Objective -
Leave out the pictures and copy every record exactly.

Available records -
■ ■ ■
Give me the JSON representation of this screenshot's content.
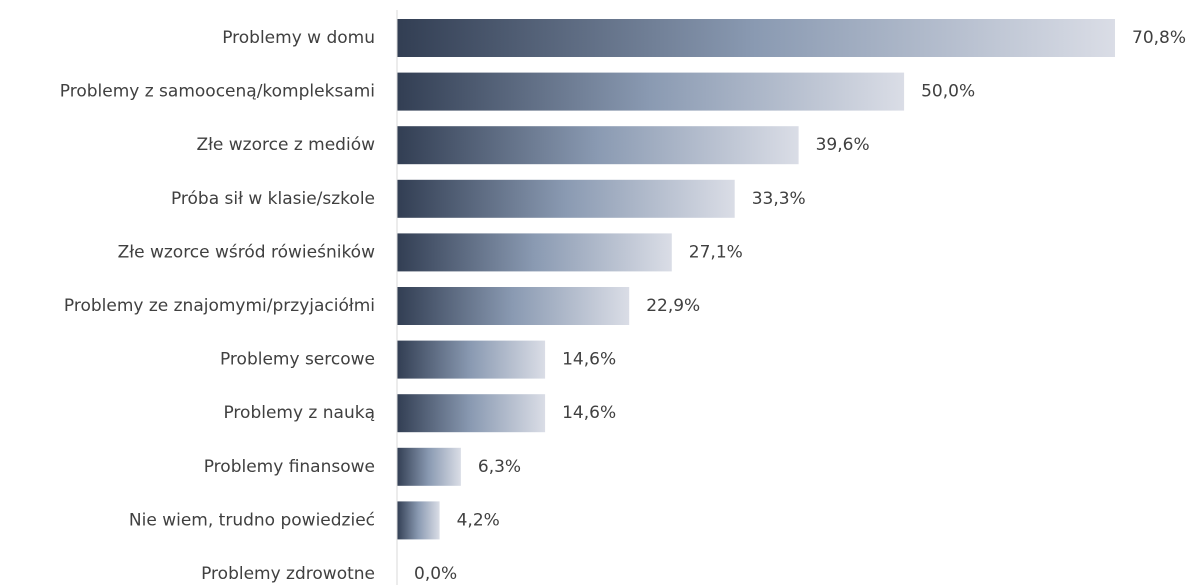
{
  "chart_data": {
    "type": "bar",
    "orientation": "horizontal",
    "categories": [
      "Problemy w domu",
      "Problemy z samooceną/kompleksami",
      "Złe wzorce z mediów",
      "Próba sił w klasie/szkole",
      "Złe wzorce wśród rówieśników",
      "Problemy ze znajomymi/przyjaciółmi",
      "Problemy sercowe",
      "Problemy z nauką",
      "Problemy finansowe",
      "Nie wiem, trudno powiedzieć",
      "Problemy zdrowotne"
    ],
    "values": [
      70.8,
      50.0,
      39.6,
      33.3,
      27.1,
      22.9,
      14.6,
      14.6,
      6.3,
      4.2,
      0.0
    ],
    "value_labels": [
      "70,8%",
      "50,0%",
      "39,6%",
      "33,3%",
      "27,1%",
      "22,9%",
      "14,6%",
      "14,6%",
      "6,3%",
      "4,2%",
      "0,0%"
    ],
    "title": "",
    "xlabel": "",
    "ylabel": "",
    "xlim": [
      0,
      70.8
    ],
    "grid": false,
    "legend": "none",
    "colors": {
      "bar_gradient_start": "#323e53",
      "bar_gradient_mid": "#8a9ab2",
      "bar_gradient_end": "#dadde6",
      "axis_line": "#d9d9d9",
      "text": "#404040"
    }
  }
}
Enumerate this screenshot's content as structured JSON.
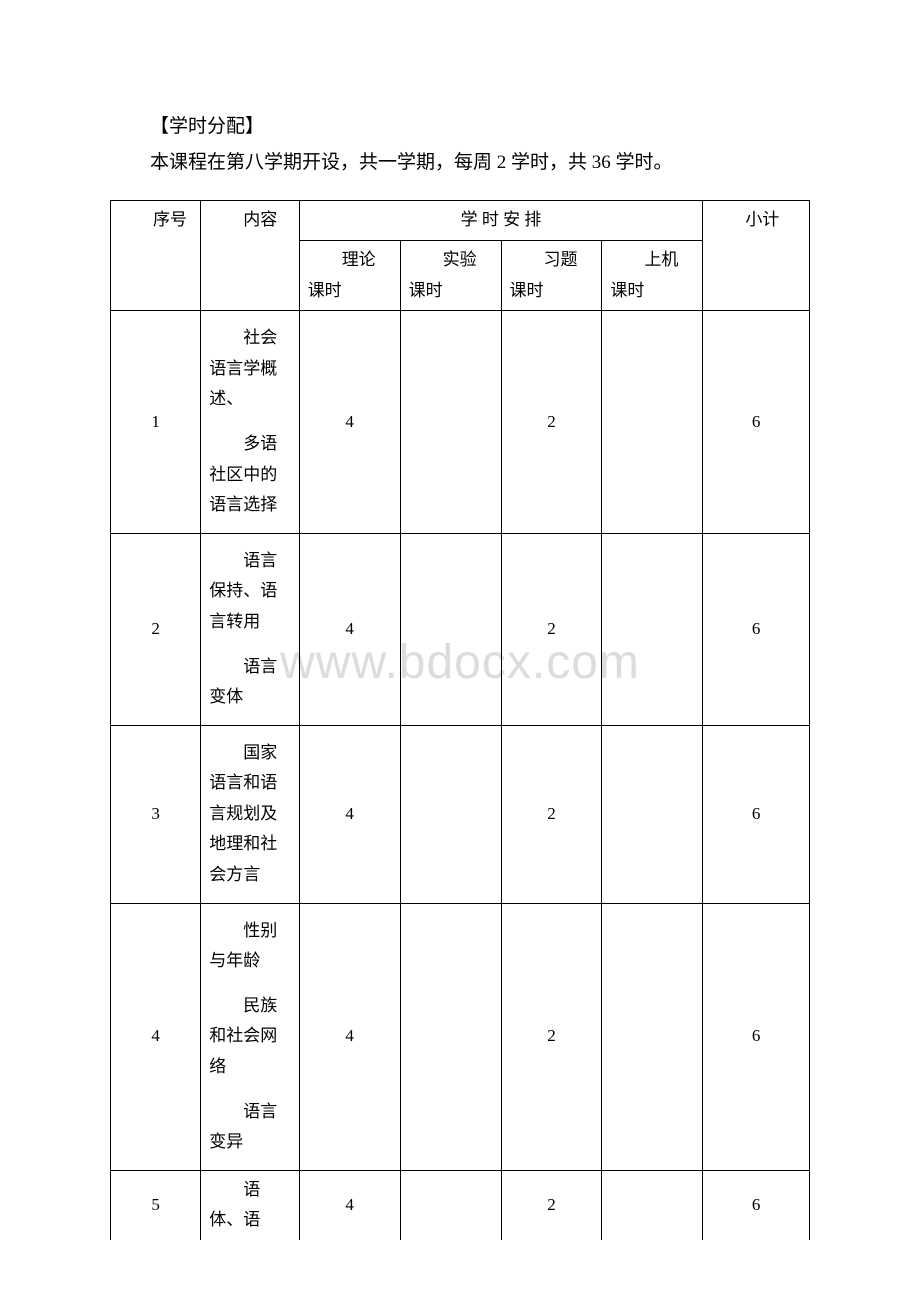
{
  "intro": {
    "title": "【学时分配】",
    "text": "本课程在第八学期开设，共一学期，每周 2 学时，共 36 学时。"
  },
  "table": {
    "headers": {
      "seq": "序号",
      "content": "内容",
      "arrangement": "学 时 安 排",
      "subtotal": "小计",
      "theory": "理论课时",
      "experiment": "实验课时",
      "exercise": "习题课时",
      "computer": "上机课时"
    },
    "rows": [
      {
        "seq": "1",
        "content_paras": [
          "社会语言学概述、",
          "多语社区中的语言选择"
        ],
        "theory": "4",
        "experiment": "",
        "exercise": "2",
        "computer": "",
        "subtotal": "6"
      },
      {
        "seq": "2",
        "content_paras": [
          "语言保持、语言转用",
          "语言变体"
        ],
        "theory": "4",
        "experiment": "",
        "exercise": "2",
        "computer": "",
        "subtotal": "6"
      },
      {
        "seq": "3",
        "content_paras": [
          "国家语言和语言规划及地理和社会方言"
        ],
        "theory": "4",
        "experiment": "",
        "exercise": "2",
        "computer": "",
        "subtotal": "6"
      },
      {
        "seq": "4",
        "content_paras": [
          "性别与年龄",
          "民族和社会网络",
          "语言变异"
        ],
        "theory": "4",
        "experiment": "",
        "exercise": "2",
        "computer": "",
        "subtotal": "6"
      },
      {
        "seq": "5",
        "content_paras": [
          "语体、语"
        ],
        "theory": "4",
        "experiment": "",
        "exercise": "2",
        "computer": "",
        "subtotal": "6"
      }
    ]
  },
  "watermark": "www.bdocx.com",
  "colors": {
    "text": "#000000",
    "border": "#000000",
    "background": "#ffffff",
    "watermark": "#dcdcdc"
  }
}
■ ■ ■
Full solution -
Give me the JSON representation of this screenshot's content.
{
  "chart_data": {
    "type": "bar",
    "orientation": "horizontal",
    "categories": [
      "Problemy w domu",
      "Problemy z samooceną/kompleksami",
      "Złe wzorce z mediów",
      "Próba sił w klasie/szkole",
      "Złe wzorce wśród rówieśników",
      "Problemy ze znajomymi/przyjaciółmi",
      "Problemy sercowe",
      "Problemy z nauką",
      "Problemy finansowe",
      "Nie wiem, trudno powiedzieć",
      "Problemy zdrowotne"
    ],
    "values": [
      70.8,
      50.0,
      39.6,
      33.3,
      27.1,
      22.9,
      14.6,
      14.6,
      6.3,
      4.2,
      0.0
    ],
    "value_labels": [
      "70,8%",
      "50,0%",
      "39,6%",
      "33,3%",
      "27,1%",
      "22,9%",
      "14,6%",
      "14,6%",
      "6,3%",
      "4,2%",
      "0,0%"
    ],
    "title": "",
    "xlabel": "",
    "ylabel": "",
    "xlim": [
      0,
      70.8
    ],
    "grid": false,
    "legend": "none",
    "colors": {
      "bar_gradient_start": "#323e53",
      "bar_gradient_mid": "#8a9ab2",
      "bar_gradient_end": "#dadde6",
      "axis_line": "#d9d9d9",
      "text": "#404040"
    }
  }
}
Enumerate this screenshot's content as structured JSON.
{
  "intro": {
    "title": "【学时分配】",
    "text": "本课程在第八学期开设，共一学期，每周 2 学时，共 36 学时。"
  },
  "table": {
    "headers": {
      "seq": "序号",
      "content": "内容",
      "arrangement": "学 时 安 排",
      "subtotal": "小计",
      "theory": "理论课时",
      "experiment": "实验课时",
      "exercise": "习题课时",
      "computer": "上机课时"
    },
    "rows": [
      {
        "seq": "1",
        "content_paras": [
          "社会语言学概述、",
          "多语社区中的语言选择"
        ],
        "theory": "4",
        "experiment": "",
        "exercise": "2",
        "computer": "",
        "subtotal": "6"
      },
      {
        "seq": "2",
        "content_paras": [
          "语言保持、语言转用",
          "语言变体"
        ],
        "theory": "4",
        "experiment": "",
        "exercise": "2",
        "computer": "",
        "subtotal": "6"
      },
      {
        "seq": "3",
        "content_paras": [
          "国家语言和语言规划及地理和社会方言"
        ],
        "theory": "4",
        "experiment": "",
        "exercise": "2",
        "computer": "",
        "subtotal": "6"
      },
      {
        "seq": "4",
        "content_paras": [
          "性别与年龄",
          "民族和社会网络",
          "语言变异"
        ],
        "theory": "4",
        "experiment": "",
        "exercise": "2",
        "computer": "",
        "subtotal": "6"
      },
      {
        "seq": "5",
        "content_paras": [
          "语体、语"
        ],
        "theory": "4",
        "experiment": "",
        "exercise": "2",
        "computer": "",
        "subtotal": "6"
      }
    ]
  },
  "watermark": "www.bdocx.com",
  "colors": {
    "text": "#000000",
    "border": "#000000",
    "background": "#ffffff",
    "watermark": "#dcdcdc"
  }
}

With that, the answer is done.